## Dataset rows
>> START

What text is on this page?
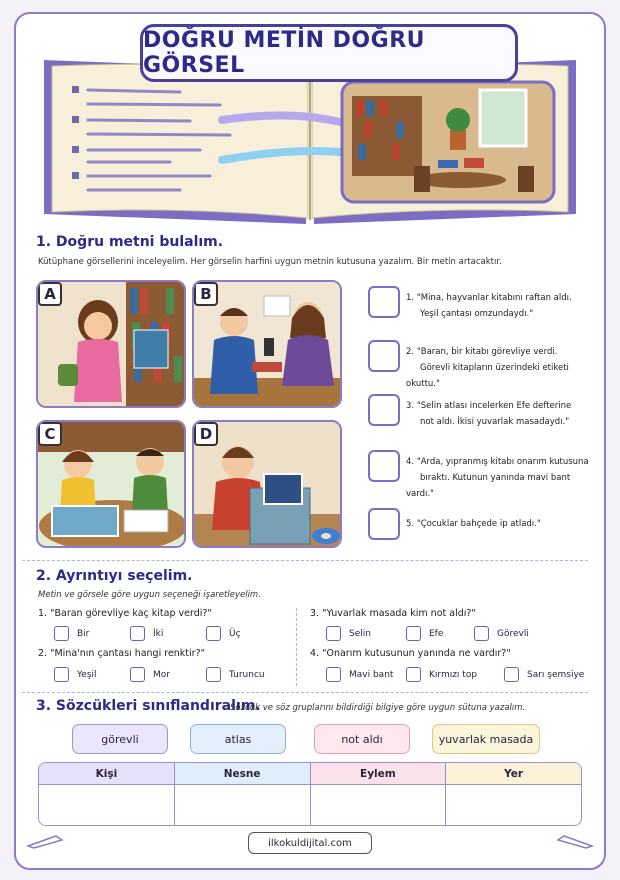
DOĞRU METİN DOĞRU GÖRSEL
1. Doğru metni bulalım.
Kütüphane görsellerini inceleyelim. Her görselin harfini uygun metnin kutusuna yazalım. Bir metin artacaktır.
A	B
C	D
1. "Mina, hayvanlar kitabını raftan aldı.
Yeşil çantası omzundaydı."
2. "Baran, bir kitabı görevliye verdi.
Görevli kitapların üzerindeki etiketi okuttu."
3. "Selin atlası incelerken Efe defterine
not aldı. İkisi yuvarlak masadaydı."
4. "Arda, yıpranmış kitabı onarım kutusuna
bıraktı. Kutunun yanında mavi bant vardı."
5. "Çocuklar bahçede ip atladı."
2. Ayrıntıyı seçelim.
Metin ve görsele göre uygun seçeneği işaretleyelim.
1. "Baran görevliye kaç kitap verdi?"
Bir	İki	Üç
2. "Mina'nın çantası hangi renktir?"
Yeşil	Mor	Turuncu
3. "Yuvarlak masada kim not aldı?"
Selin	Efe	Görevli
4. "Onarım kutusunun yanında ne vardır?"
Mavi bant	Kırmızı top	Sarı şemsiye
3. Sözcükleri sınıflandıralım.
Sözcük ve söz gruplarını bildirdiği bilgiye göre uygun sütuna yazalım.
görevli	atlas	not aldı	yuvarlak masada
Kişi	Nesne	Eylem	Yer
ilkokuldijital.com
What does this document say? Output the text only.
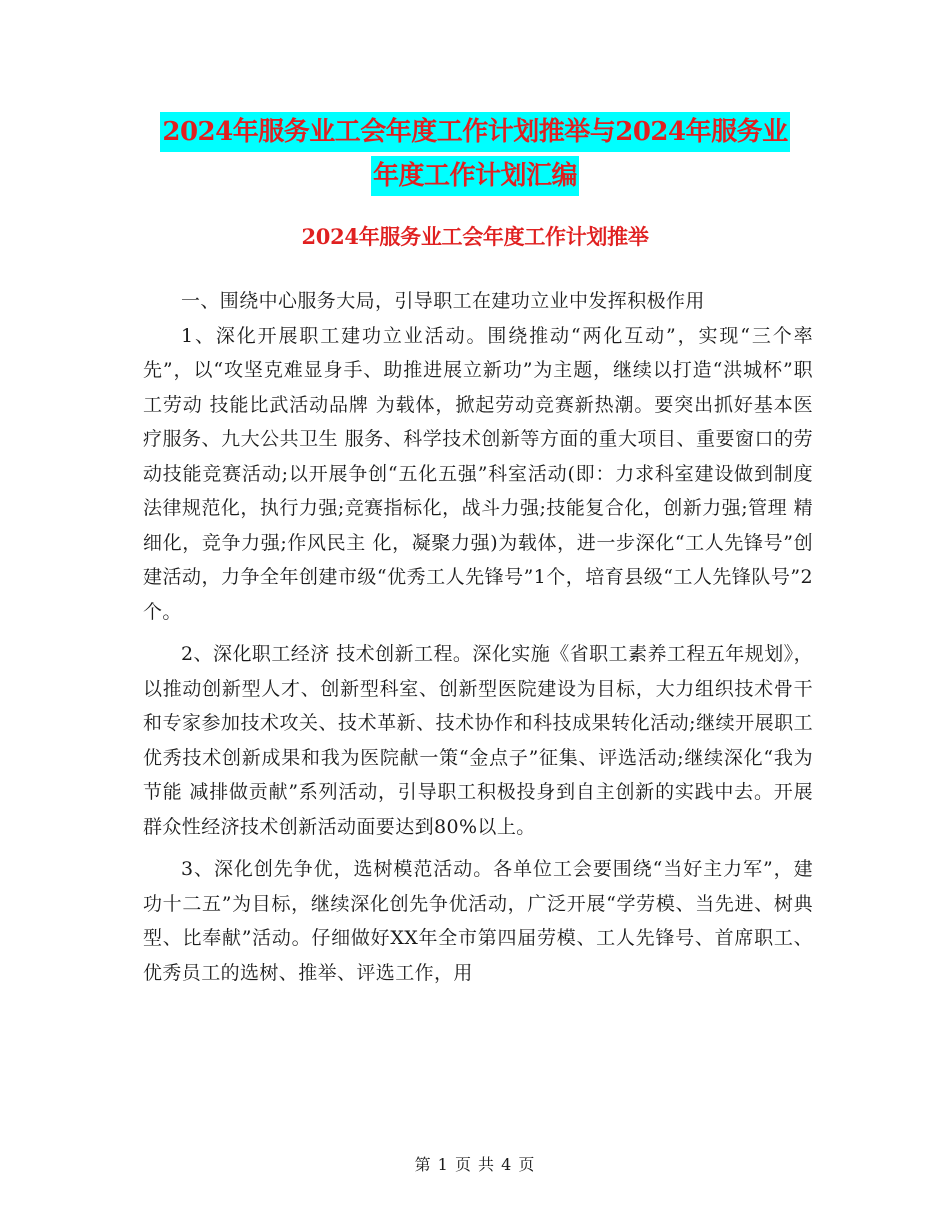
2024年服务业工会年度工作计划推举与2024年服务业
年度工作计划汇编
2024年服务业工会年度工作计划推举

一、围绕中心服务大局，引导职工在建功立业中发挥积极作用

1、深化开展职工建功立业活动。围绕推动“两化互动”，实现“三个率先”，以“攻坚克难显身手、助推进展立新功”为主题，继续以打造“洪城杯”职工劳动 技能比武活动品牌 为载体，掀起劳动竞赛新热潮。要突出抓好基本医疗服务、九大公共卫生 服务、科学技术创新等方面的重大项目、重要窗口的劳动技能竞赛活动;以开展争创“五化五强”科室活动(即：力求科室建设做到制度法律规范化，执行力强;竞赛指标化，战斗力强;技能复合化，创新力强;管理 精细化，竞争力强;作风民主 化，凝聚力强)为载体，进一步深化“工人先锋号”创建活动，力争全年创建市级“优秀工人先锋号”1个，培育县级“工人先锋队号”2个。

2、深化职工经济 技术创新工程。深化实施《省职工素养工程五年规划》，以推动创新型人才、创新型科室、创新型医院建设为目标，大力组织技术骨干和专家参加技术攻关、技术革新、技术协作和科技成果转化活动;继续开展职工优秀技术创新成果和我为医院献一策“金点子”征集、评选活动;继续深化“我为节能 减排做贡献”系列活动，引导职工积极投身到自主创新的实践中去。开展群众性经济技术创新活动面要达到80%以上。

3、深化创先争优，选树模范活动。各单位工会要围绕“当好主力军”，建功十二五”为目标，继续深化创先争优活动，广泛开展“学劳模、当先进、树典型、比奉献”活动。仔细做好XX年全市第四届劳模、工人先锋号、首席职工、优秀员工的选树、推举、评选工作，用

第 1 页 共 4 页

>> END

## Requirements
Reproduce each line exactly as it appears, omitting the pictures.

## Solution to the exercise
What text is on this page?
DOĞRU METİN DOĞRU GÖRSEL
1. Doğru metni bulalım.
Kütüphane görsellerini inceleyelim. Her görselin harfini uygun metnin kutusuna yazalım. Bir metin artacaktır.
A	B
C	D
1. "Mina, hayvanlar kitabını raftan aldı.
Yeşil çantası omzundaydı."
2. "Baran, bir kitabı görevliye verdi.
Görevli kitapların üzerindeki etiketi okuttu."
3. "Selin atlası incelerken Efe defterine
not aldı. İkisi yuvarlak masadaydı."
4. "Arda, yıpranmış kitabı onarım kutusuna
bıraktı. Kutunun yanında mavi bant vardı."
5. "Çocuklar bahçede ip atladı."
2. Ayrıntıyı seçelim.
Metin ve görsele göre uygun seçeneği işaretleyelim.
1. "Baran görevliye kaç kitap verdi?"
Bir	İki	Üç
2. "Mina'nın çantası hangi renktir?"
Yeşil	Mor	Turuncu
3. "Yuvarlak masada kim not aldı?"
Selin	Efe	Görevli
4. "Onarım kutusunun yanında ne vardır?"
Mavi bant	Kırmızı top	Sarı şemsiye
3. Sözcükleri sınıflandıralım.
Sözcük ve söz gruplarını bildirdiği bilgiye göre uygun sütuna yazalım.
görevli	atlas	not aldı	yuvarlak masada
Kişi	Nesne	Eylem	Yer
ilkokuldijital.com
What does this document say? Output the text only.
2024年服务业工会年度工作计划推举与2024年服务业
年度工作计划汇编
2024年服务业工会年度工作计划推举

一、围绕中心服务大局，引导职工在建功立业中发挥积极作用

1、深化开展职工建功立业活动。围绕推动“两化互动”，实现“三个率先”，以“攻坚克难显身手、助推进展立新功”为主题，继续以打造“洪城杯”职工劳动 技能比武活动品牌 为载体，掀起劳动竞赛新热潮。要突出抓好基本医疗服务、九大公共卫生 服务、科学技术创新等方面的重大项目、重要窗口的劳动技能竞赛活动;以开展争创“五化五强”科室活动(即：力求科室建设做到制度法律规范化，执行力强;竞赛指标化，战斗力强;技能复合化，创新力强;管理 精细化，竞争力强;作风民主 化，凝聚力强)为载体，进一步深化“工人先锋号”创建活动，力争全年创建市级“优秀工人先锋号”1个，培育县级“工人先锋队号”2个。

2、深化职工经济 技术创新工程。深化实施《省职工素养工程五年规划》，以推动创新型人才、创新型科室、创新型医院建设为目标，大力组织技术骨干和专家参加技术攻关、技术革新、技术协作和科技成果转化活动;继续开展职工优秀技术创新成果和我为医院献一策“金点子”征集、评选活动;继续深化“我为节能 减排做贡献”系列活动，引导职工积极投身到自主创新的实践中去。开展群众性经济技术创新活动面要达到80%以上。

3、深化创先争优，选树模范活动。各单位工会要围绕“当好主力军”，建功十二五”为目标，继续深化创先争优活动，广泛开展“学劳模、当先进、树典型、比奉献”活动。仔细做好XX年全市第四届劳模、工人先锋号、首席职工、优秀员工的选树、推举、评选工作，用

第 1 页 共 4 页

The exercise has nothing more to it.